= Dataset entries =
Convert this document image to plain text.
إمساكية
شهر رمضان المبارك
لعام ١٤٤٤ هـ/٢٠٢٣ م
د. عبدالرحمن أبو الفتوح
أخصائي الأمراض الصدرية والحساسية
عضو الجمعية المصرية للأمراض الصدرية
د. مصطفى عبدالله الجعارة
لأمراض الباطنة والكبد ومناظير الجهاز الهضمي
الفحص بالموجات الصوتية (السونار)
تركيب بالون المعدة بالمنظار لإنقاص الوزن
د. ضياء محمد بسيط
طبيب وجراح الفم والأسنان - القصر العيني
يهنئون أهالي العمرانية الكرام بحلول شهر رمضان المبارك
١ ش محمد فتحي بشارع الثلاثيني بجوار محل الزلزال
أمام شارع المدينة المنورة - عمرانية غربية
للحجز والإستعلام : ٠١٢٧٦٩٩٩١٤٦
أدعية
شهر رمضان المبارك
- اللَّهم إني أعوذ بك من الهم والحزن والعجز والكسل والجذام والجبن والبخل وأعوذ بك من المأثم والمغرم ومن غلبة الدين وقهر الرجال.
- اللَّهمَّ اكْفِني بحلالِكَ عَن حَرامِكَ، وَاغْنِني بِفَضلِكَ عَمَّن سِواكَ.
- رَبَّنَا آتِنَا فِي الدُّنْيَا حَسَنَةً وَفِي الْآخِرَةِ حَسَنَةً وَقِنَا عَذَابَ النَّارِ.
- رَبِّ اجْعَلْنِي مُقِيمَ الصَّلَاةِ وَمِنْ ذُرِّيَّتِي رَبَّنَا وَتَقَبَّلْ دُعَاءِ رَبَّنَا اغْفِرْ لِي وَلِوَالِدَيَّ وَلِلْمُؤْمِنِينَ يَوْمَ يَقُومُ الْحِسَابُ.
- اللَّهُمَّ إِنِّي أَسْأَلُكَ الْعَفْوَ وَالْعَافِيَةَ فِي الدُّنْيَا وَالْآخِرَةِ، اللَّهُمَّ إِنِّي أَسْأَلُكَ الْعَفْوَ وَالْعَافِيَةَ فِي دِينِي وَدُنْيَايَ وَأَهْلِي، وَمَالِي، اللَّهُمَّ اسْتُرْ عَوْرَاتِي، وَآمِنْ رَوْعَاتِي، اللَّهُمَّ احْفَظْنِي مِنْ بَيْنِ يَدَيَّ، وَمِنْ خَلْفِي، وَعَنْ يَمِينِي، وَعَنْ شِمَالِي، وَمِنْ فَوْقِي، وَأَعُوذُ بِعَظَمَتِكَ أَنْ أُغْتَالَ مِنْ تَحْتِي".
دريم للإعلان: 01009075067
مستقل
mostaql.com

= Work required =
The word "محمد" appears in how many lines of the data? Answer with only the number.

= Problem solution =
2